The task ▸ Provide the number of lines containing the word "JSON", and nothing else.

Task data ▸
"""

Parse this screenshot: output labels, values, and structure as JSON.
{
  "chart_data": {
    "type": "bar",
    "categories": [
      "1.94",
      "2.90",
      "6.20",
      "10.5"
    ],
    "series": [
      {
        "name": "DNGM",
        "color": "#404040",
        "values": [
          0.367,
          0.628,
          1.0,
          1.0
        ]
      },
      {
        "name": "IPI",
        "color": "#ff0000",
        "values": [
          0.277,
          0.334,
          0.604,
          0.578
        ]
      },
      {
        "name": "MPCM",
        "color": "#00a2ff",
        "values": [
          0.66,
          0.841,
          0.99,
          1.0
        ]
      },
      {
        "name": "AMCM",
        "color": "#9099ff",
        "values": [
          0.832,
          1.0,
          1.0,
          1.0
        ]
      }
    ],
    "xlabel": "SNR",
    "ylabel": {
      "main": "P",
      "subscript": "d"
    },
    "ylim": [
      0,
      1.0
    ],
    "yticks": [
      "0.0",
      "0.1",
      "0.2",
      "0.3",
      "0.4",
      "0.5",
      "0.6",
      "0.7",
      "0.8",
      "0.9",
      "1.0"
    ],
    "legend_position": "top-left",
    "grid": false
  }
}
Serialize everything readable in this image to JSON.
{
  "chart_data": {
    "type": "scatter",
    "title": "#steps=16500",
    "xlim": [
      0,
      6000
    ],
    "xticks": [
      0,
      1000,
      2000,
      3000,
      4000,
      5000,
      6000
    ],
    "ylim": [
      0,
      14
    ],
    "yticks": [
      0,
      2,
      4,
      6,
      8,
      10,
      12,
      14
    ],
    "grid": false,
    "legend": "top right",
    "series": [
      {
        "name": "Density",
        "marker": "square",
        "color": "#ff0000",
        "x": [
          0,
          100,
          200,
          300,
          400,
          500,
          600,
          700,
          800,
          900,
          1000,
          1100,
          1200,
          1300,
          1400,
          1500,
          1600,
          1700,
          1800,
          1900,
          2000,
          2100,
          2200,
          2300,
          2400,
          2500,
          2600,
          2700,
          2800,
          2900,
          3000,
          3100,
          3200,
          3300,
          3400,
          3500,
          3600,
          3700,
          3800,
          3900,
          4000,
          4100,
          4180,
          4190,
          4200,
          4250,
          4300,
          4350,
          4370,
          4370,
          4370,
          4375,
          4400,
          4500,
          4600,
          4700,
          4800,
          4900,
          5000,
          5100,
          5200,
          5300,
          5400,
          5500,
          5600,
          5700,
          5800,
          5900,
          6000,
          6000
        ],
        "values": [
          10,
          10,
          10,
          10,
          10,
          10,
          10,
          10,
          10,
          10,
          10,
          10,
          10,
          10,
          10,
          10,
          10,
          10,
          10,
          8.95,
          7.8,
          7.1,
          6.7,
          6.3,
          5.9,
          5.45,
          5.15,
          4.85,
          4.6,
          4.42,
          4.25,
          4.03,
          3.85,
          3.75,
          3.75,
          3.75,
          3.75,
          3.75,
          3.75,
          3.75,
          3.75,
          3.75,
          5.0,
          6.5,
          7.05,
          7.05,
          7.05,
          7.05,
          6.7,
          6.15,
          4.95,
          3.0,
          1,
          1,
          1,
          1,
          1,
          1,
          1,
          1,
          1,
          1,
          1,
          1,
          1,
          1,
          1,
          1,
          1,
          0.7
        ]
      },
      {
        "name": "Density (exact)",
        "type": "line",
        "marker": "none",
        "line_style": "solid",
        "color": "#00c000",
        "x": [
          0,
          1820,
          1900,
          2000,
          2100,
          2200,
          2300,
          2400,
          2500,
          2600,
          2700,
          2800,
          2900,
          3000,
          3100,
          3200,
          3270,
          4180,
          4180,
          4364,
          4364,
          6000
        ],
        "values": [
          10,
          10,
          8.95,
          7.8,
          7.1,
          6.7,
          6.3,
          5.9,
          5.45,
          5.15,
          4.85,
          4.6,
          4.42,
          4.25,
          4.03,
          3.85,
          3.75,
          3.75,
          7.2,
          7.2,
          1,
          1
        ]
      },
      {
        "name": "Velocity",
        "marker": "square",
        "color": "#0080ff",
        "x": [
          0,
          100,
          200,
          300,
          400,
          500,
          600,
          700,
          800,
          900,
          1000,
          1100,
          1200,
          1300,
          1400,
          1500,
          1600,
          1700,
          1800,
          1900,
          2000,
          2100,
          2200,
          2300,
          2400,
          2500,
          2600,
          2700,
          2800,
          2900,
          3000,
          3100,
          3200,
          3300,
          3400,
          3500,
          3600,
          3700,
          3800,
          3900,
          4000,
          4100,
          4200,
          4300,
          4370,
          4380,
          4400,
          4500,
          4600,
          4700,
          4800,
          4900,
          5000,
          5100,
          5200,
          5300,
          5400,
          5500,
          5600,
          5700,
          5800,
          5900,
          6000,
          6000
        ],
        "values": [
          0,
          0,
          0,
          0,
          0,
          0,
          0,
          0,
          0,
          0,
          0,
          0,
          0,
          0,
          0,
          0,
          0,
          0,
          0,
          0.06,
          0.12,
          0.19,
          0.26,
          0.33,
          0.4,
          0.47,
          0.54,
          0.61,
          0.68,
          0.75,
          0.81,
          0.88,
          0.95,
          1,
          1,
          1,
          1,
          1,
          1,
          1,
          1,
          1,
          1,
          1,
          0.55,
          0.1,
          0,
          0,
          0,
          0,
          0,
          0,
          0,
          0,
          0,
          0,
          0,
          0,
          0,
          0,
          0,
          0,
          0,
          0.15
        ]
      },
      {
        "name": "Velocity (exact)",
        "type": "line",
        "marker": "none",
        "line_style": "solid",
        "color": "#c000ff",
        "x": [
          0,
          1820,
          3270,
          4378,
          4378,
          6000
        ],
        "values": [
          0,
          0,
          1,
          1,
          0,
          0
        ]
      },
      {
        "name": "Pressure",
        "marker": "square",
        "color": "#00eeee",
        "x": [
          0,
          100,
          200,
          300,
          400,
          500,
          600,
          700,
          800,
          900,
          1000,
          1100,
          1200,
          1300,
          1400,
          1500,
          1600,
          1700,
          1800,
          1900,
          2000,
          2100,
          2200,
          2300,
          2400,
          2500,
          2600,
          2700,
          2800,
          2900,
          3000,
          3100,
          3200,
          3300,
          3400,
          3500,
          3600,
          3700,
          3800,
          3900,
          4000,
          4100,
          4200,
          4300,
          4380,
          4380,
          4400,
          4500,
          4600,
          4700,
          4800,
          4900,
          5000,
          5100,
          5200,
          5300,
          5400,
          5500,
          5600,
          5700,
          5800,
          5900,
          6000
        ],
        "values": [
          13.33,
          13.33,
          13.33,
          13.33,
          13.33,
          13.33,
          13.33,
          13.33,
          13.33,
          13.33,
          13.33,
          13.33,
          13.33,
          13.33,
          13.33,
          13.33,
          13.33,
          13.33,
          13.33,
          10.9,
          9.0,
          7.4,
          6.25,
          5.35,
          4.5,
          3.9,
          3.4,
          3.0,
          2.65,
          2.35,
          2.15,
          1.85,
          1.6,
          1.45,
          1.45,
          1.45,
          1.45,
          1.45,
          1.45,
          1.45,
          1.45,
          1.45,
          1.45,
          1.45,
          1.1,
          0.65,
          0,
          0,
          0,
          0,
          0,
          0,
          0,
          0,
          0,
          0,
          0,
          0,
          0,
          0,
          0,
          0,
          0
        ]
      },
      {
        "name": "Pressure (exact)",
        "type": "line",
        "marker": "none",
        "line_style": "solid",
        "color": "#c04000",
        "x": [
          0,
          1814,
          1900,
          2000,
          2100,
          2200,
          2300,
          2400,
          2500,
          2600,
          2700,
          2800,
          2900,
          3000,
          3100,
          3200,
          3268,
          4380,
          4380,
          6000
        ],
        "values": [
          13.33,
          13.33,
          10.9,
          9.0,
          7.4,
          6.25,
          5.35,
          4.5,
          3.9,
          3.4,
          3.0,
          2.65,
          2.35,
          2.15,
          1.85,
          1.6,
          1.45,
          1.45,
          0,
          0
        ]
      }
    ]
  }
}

"""

Output for this exercise ▸ 2